#### Record excerpts
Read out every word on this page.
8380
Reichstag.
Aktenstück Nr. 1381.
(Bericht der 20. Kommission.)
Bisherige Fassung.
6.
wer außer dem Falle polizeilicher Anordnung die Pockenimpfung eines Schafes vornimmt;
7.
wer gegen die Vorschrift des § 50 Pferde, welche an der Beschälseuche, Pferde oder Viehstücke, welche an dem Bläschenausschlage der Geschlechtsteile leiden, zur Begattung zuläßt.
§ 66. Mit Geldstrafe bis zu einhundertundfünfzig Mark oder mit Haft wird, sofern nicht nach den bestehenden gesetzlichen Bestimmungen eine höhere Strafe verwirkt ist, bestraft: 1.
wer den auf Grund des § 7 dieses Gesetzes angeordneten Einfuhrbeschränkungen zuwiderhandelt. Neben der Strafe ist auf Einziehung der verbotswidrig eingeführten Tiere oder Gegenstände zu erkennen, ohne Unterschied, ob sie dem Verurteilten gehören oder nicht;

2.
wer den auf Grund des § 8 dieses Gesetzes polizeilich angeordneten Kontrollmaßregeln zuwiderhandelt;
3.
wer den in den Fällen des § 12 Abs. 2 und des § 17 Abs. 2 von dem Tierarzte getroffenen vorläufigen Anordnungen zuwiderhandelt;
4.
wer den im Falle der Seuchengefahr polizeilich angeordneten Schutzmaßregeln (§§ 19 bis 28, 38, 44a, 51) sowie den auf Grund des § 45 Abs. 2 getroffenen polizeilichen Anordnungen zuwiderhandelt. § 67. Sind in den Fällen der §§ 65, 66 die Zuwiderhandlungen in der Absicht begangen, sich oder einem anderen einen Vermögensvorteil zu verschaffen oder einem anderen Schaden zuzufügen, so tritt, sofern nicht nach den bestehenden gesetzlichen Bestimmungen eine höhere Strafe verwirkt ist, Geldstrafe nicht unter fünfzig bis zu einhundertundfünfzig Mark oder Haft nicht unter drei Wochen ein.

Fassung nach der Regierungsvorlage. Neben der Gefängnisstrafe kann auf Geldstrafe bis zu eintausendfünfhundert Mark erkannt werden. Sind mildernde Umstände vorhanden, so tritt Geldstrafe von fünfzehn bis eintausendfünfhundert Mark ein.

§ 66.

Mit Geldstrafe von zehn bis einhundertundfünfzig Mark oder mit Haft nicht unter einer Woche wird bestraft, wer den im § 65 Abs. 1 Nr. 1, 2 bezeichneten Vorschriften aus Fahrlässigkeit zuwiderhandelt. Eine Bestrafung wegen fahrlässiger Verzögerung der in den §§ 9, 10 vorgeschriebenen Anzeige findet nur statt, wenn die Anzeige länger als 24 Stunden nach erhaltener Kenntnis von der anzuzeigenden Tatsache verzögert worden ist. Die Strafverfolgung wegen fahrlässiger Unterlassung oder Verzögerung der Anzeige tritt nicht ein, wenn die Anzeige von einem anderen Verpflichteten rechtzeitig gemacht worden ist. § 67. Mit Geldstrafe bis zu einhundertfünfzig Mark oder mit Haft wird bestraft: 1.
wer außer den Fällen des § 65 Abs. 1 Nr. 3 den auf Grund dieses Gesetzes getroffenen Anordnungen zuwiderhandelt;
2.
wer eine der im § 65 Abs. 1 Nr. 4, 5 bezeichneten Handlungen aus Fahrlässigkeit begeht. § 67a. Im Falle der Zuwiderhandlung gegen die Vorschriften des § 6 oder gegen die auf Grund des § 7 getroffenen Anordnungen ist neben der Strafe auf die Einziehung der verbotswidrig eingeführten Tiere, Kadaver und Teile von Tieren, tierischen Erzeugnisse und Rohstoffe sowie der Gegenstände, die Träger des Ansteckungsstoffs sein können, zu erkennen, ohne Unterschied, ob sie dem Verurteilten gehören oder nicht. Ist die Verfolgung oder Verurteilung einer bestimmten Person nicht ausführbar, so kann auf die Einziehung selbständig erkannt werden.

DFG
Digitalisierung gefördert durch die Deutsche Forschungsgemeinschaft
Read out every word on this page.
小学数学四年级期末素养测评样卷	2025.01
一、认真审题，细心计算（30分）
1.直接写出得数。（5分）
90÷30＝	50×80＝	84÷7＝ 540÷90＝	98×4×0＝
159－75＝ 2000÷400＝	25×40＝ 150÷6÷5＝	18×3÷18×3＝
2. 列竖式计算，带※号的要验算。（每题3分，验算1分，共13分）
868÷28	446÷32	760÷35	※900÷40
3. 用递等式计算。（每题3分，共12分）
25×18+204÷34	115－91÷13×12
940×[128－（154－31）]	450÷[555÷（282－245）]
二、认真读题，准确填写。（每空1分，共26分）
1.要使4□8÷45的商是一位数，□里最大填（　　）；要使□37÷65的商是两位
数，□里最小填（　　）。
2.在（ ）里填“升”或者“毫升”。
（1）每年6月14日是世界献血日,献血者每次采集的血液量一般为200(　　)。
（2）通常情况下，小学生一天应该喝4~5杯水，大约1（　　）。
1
########
* _Exercise task_:
Using the listing above, please repeat every entry exactly.

* _In response_:
Read out every word on this page.
8380
Reichstag.
Aktenstück Nr. 1381.
(Bericht der 20. Kommission.)
Bisherige Fassung.
6.
wer außer dem Falle polizeilicher Anordnung die Pockenimpfung eines Schafes vornimmt;
7.
wer gegen die Vorschrift des § 50 Pferde, welche an der Beschälseuche, Pferde oder Viehstücke, welche an dem Bläschenausschlage der Geschlechtsteile leiden, zur Begattung zuläßt.
§ 66. Mit Geldstrafe bis zu einhundertundfünfzig Mark oder mit Haft wird, sofern nicht nach den bestehenden gesetzlichen Bestimmungen eine höhere Strafe verwirkt ist, bestraft: 1.
wer den auf Grund des § 7 dieses Gesetzes angeordneten Einfuhrbeschränkungen zuwiderhandelt. Neben der Strafe ist auf Einziehung der verbotswidrig eingeführten Tiere oder Gegenstände zu erkennen, ohne Unterschied, ob sie dem Verurteilten gehören oder nicht;

2.
wer den auf Grund des § 8 dieses Gesetzes polizeilich angeordneten Kontrollmaßregeln zuwiderhandelt;
3.
wer den in den Fällen des § 12 Abs. 2 und des § 17 Abs. 2 von dem Tierarzte getroffenen vorläufigen Anordnungen zuwiderhandelt;
4.
wer den im Falle der Seuchengefahr polizeilich angeordneten Schutzmaßregeln (§§ 19 bis 28, 38, 44a, 51) sowie den auf Grund des § 45 Abs. 2 getroffenen polizeilichen Anordnungen zuwiderhandelt. § 67. Sind in den Fällen der §§ 65, 66 die Zuwiderhandlungen in der Absicht begangen, sich oder einem anderen einen Vermögensvorteil zu verschaffen oder einem anderen Schaden zuzufügen, so tritt, sofern nicht nach den bestehenden gesetzlichen Bestimmungen eine höhere Strafe verwirkt ist, Geldstrafe nicht unter fünfzig bis zu einhundertundfünfzig Mark oder Haft nicht unter drei Wochen ein.

Fassung nach der Regierungsvorlage. Neben der Gefängnisstrafe kann auf Geldstrafe bis zu eintausendfünfhundert Mark erkannt werden. Sind mildernde Umstände vorhanden, so tritt Geldstrafe von fünfzehn bis eintausendfünfhundert Mark ein.

§ 66.

Mit Geldstrafe von zehn bis einhundertundfünfzig Mark oder mit Haft nicht unter einer Woche wird bestraft, wer den im § 65 Abs. 1 Nr. 1, 2 bezeichneten Vorschriften aus Fahrlässigkeit zuwiderhandelt. Eine Bestrafung wegen fahrlässiger Verzögerung der in den §§ 9, 10 vorgeschriebenen Anzeige findet nur statt, wenn die Anzeige länger als 24 Stunden nach erhaltener Kenntnis von der anzuzeigenden Tatsache verzögert worden ist. Die Strafverfolgung wegen fahrlässiger Unterlassung oder Verzögerung der Anzeige tritt nicht ein, wenn die Anzeige von einem anderen Verpflichteten rechtzeitig gemacht worden ist. § 67. Mit Geldstrafe bis zu einhundertfünfzig Mark oder mit Haft wird bestraft: 1.
wer außer den Fällen des § 65 Abs. 1 Nr. 3 den auf Grund dieses Gesetzes getroffenen Anordnungen zuwiderhandelt;
2.
wer eine der im § 65 Abs. 1 Nr. 4, 5 bezeichneten Handlungen aus Fahrlässigkeit begeht. § 67a. Im Falle der Zuwiderhandlung gegen die Vorschriften des § 6 oder gegen die auf Grund des § 7 getroffenen Anordnungen ist neben der Strafe auf die Einziehung der verbotswidrig eingeführten Tiere, Kadaver und Teile von Tieren, tierischen Erzeugnisse und Rohstoffe sowie der Gegenstände, die Träger des Ansteckungsstoffs sein können, zu erkennen, ohne Unterschied, ob sie dem Verurteilten gehören oder nicht. Ist die Verfolgung oder Verurteilung einer bestimmten Person nicht ausführbar, so kann auf die Einziehung selbständig erkannt werden.

DFG
Digitalisierung gefördert durch die Deutsche Forschungsgemeinschaft
Read out every word on this page.
小学数学四年级期末素养测评样卷	2025.01
一、认真审题，细心计算（30分）
1.直接写出得数。（5分）
90÷30＝	50×80＝	84÷7＝ 540÷90＝	98×4×0＝
159－75＝ 2000÷400＝	25×40＝ 150÷6÷5＝	18×3÷18×3＝
2. 列竖式计算，带※号的要验算。（每题3分，验算1分，共13分）
868÷28	446÷32	760÷35	※900÷40
3. 用递等式计算。（每题3分，共12分）
25×18+204÷34	115－91÷13×12
940×[128－（154－31）]	450÷[555÷（282－245）]
二、认真读题，准确填写。（每空1分，共26分）
1.要使4□8÷45的商是一位数，□里最大填（　　）；要使□37÷65的商是两位
数，□里最小填（　　）。
2.在（ ）里填“升”或者“毫升”。
（1）每年6月14日是世界献血日,献血者每次采集的血液量一般为200(　　)。
（2）通常情况下，小学生一天应该喝4~5杯水，大约1（　　）。
1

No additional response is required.